DIRECTIVE A:
Answer these questions about the face detection text, one answer per line, marked to match:
(i) What aspect ratio does the bounding box have?
(ii) What kind of faces is the provided pre-trained classifier for?
(iii) What is returned when minimum_overlap is set to 1 or None?

ARTICLE:
* Start *
As in most modern face detectors, we also apply a cascaded classifier for detecting faces. In this package, we provide a pre-trained classifier for upright frontal faces, but the cascade can be re-trained using own data.
The most simple face detection task is to detect a single face in an image. This task can be achieved using a single command:
>>> face_image = bob.io.base.load('testimage.jpg')
>>> bounding_box, quality = bob.ip.facedetect.detect_single_face(face_image)
>>> print (quality, bounding_box.topleft, bounding_box.size)
33.1136586165 (113, 84) (216, 180)
(Source code, png, hires.png, pdf)
As you can see, the bounding box is not square as for other face detectors, but has an aspect ratio of 5:6. The function bob.ip.facedetect.detect_single_face() has several optional parameters with proper default values. The first optional parameter specifies the bob.ip.facedetect.Cascade, which contains the classifier cascade. We will see later, how this cascade can be re-trained.
The minimum_overlap parameter defines the minimum overlap that patches of multiple detections of the same face might have. If set to 1 (or None), only the bounding box of the best detection is returned, while smaller values will compute the average over more detection, which usually makes the detection more stable.
* End *
RECORDS FOR THE EXERCISE:
* Start *
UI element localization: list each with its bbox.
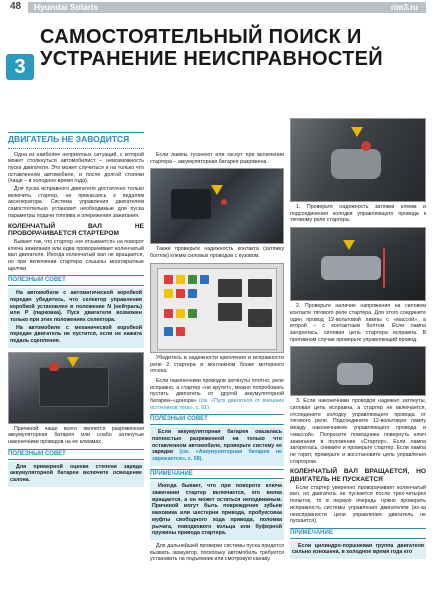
page-header [0,0,432,14]
section-number-badge: 3 [6,54,34,80]
battery-terminal [49,363,59,371]
note-text: Иногда бывает, что при повороте ключа зажигания стартер включается, его вилка вращается, а он может остаться неподвижным. Причиной могут быть повреждение зубьев маховика или шестерни привода, пробуксовка муфты свободного хода привода, поломка рычага, поводкового кольца или буферной пружины привода стартера. [152,483,282,537]
fuse [164,309,173,318]
paragraph: Если стартер уверенно проворачивает коленчатый вал, но двигатель не пускается после трех-четырех попыток, то в первую очередь нужно проверить исправность системы управления двигателем (из-за неисправности цепи управления двигатель не пускается). [290,484,426,525]
starter-photo-3 [290,346,426,396]
fuse [176,289,185,298]
paragraph-text: Если наконечники проводов затянуты плотно, реле исправно, а стартер «не крутит», можно попробовать пустить двигатель от другой аккумуляторной батареи–«донора» [150,377,284,405]
relay [218,303,242,321]
subheading-crankshaft-rotates: КОЛЕНЧАТЫЙ ВАЛ ВРАЩАЕТСЯ, НО ДВИГАТЕЛЬ НЕ ПУСКАЕТСЯ [290,468,426,483]
note-heading: ПРИМЕЧАНИЕ [150,469,284,480]
site-link[interactable]: rim3.ru [390,3,418,12]
cross-reference[interactable]: (см. «Пуск двигателя от внешних источников тока», с. 61). [150,398,284,411]
book-title: Hyundai Solaris [34,2,99,12]
arrow-icon [343,240,355,250]
relay [248,279,272,297]
fuse [200,275,209,284]
paragraph: Для пуска исправного двигателя достаточно только включить стартер, не прикасаясь к педалям акселератора. Система управления двигателем самостоятельно установит необходимые для пуска параметры подачи топлива и опережения зажигания. [8,186,144,219]
fuse [188,289,197,298]
paragraph: Одна из наиболее неприятных ситуаций, с которой может столкнуться автомобилист – невозможность пуска двигателя. Это может случиться и на только что оставленном автомобиле, и после долгой стоянки (чаще – в холодное время года). [8,151,144,185]
fuse-block-photo [150,263,284,353]
paragraph [150,378,284,412]
starter-body [321,256,381,280]
terminal-dot [361,141,371,151]
photo-caption: 2. Проверьте наличие напряжения на силовом контакте тягового реле стартера. Для этого соедините один провод 12-вольтовой лампы с «массой», а второй – с контактным болтом. Если лампа загорелась, силовая цепь стартера исправна. В противном случае проверьте управляющий провод. [290,303,426,343]
header-bar [28,2,426,13]
starter-photo-2 [290,227,426,301]
tip-text: Для примерной оценки степени заряда аккумуляторной батареи включите освещение салона. [10,463,142,483]
arrow-icon [67,357,79,367]
arrow-icon [211,185,223,195]
tip-box [150,427,284,466]
fuse [164,289,173,298]
section-title: САМОСТОЯТЕЛЬНЫЙ ПОИСК И УСТРАНЕНИЕ НЕИСПРАВНОСТЕЙ [40,26,383,70]
arrow-icon [351,127,363,137]
engine-part [171,189,211,219]
tip-text [152,429,282,463]
paragraph: Для дальнейшей проверки системы пуска придется вызвать эвакуатор, поскольку автомобиль требуется установить на подъемник или смотровую канаву. [150,542,284,563]
subheading-crankshaft: КОЛЕНЧАТЫЙ ВАЛ НЕ ПРОВОРАЧИВАЕТСЯ СТАРТЕРОМ [8,222,144,237]
tip-text: На автомобиле с механической коробкой передач двигатель не пустится, если не нажата педаль сцепления. [10,324,142,345]
tip-text: Если аккумуляторная батарея оказалась полностью разряженной на только что оставленном автомобиле, проверьте систему ее зарядки [152,429,282,456]
tip-box [8,462,144,487]
photo-caption: 1. Проверьте надежность затяжки клемм и подсоединения колодки управляющего провода к тяговому реле стартера. [290,204,426,224]
tip-text: На автомобиле с автоматической коробкой передач убедитесь, что селектор управления коробкой установлен в положение N (нейтраль) или P (парковка). Пуск двигателя возможен только при этих положениях селектора. [10,290,142,323]
photo-caption: Также проверьте надежность контакта (затяжку болтов) клемм силовых проводов с кузовом. [150,246,284,260]
note-box [150,481,284,540]
connector [337,363,373,385]
tip-heading: ПОЛЕЗНЫЙ СОВЕТ [8,449,144,460]
note-heading: ПРИМЕЧАНИЕ [290,528,426,539]
starter-body [331,149,381,179]
paragraph: Если лампы тускнеют или гаснут при включении стартера – аккумуляторная батарея разряжена. [150,152,284,165]
column-middle [150,152,284,564]
note-text: Если цилиндро-поршневая группа двигателя сильно изношена, в холодное время года его [292,542,424,556]
photo-caption: 3. Если наконечники проводов надежно затянуты, силовая цепь исправна, а стартер не включается, отсоедините колодку управляющего провода от тягового реле. Подсоедините 12-вольтовую лампу между наконечником управляющего провода и «массой». Попросите помощника повернуть ключ зажигания в положение «Стартер». Если лампа загорелась, снимите и проверьте стартер. Если лампа не горит, проверьте и восстановите цепь управления стартером. [290,398,426,465]
fuse [188,275,197,284]
test-wire [383,248,385,288]
page-number: 48 [10,1,22,12]
photo-caption: Убедитесь в надежности крепления и исправности реле 2 стартера в монтажном блоке моторного отсека. [150,354,284,375]
note-box [290,541,426,559]
fuse [164,275,173,284]
fuse [176,275,185,284]
photo-caption: Причиной чаще всего является разряженная аккумуляторная батарея или слабо затянутые наконечники проводов на ее клеммах. [8,425,144,446]
fuse [164,327,173,336]
battery-photo [8,352,144,424]
tip-box [8,288,144,348]
cross-reference[interactable]: (см. «Аккумуляторная батарея не заряжается», с. 58). [152,449,282,462]
fuse [188,309,197,318]
tip-heading: ПОЛЕЗНЫЙ СОВЕТ [150,414,284,425]
tip-heading: ПОЛЕЗНЫЙ СОВЕТ [8,275,144,286]
fuse [176,327,185,336]
relay [248,309,272,327]
column-left [8,132,144,487]
fuse [176,309,185,318]
battery-body [39,367,109,407]
relay [218,279,242,297]
paragraph: Бывает так, что стартер «не отзывается» на поворот ключа зажигания или едва проворачивает коленчатый вал двигателя. Иногда коленчатый вал не вращается, но при включении стартера слышны многократные щелчки. [8,238,144,272]
heading-engine-not-start: ДВИГАТЕЛЬ НЕ ЗАВОДИТСЯ [8,132,144,149]
fuse-box [157,268,277,350]
column-right [290,118,426,559]
starter-photo-1 [290,118,426,202]
engine-bay-photo [150,168,284,244]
* End *
DIRECTIVE B:
Rewrite the entries from the line with "page-header [0,0,432,14]" to the line with "fuse [188,289,197,298]", replacing "relay" with "switch" and leaving everything else as it is. Return only those lines.

CORRECT OUTPUT A:
(i) 5:6
(ii) Upright frontal faces
(iii) Only the bounding box of the best detection

CORRECT OUTPUT B:
page-header [0,0,432,14]
section-number-badge: 3 [6,54,34,80]
battery-terminal [49,363,59,371]
note-text: Иногда бывает, что при повороте ключа зажигания стартер включается, его вилка вращается, а он может остаться неподвижным. Причиной могут быть повреждение зубьев маховика или шестерни привода, пробуксовка муфты свободного хода привода, поломка рычага, поводкового кольца или буферной пружины привода стартера. [152,483,282,537]
fuse [164,309,173,318]
paragraph: Если стартер уверенно проворачивает коленчатый вал, но двигатель не пускается после трех-четырех попыток, то в первую очередь нужно проверить исправность системы управления двигателем (из-за неисправности цепи управления двигатель не пускается). [290,484,426,525]
starter-photo-3 [290,346,426,396]
fuse [176,289,185,298]
paragraph-text: Если наконечники проводов затянуты плотно, реле исправно, а стартер «не крутит», можно попробовать пустить двигатель от другой аккумуляторной батареи–«донора» [150,377,284,405]
switch [218,303,242,321]
subheading-crankshaft-rotates: КОЛЕНЧАТЫЙ ВАЛ ВРАЩАЕТСЯ, НО ДВИГАТЕЛЬ НЕ ПУСКАЕТСЯ [290,468,426,483]
note-heading: ПРИМЕЧАНИЕ [150,469,284,480]
site-link[interactable]: rim3.ru [390,3,418,12]
cross-reference[interactable]: (см. «Пуск двигателя от внешних источников тока», с. 61). [150,398,284,411]
book-title: Hyundai Solaris [34,2,99,12]
arrow-icon [343,240,355,250]
switch [248,279,272,297]
fuse [200,275,209,284]
paragraph: Для пуска исправного двигателя достаточно только включить стартер, не прикасаясь к педалям акселератора. Система управления двигателем самостоятельно установит необходимые для пуска параметры подачи топлива и опережения зажигания. [8,186,144,219]
fuse [188,289,197,298]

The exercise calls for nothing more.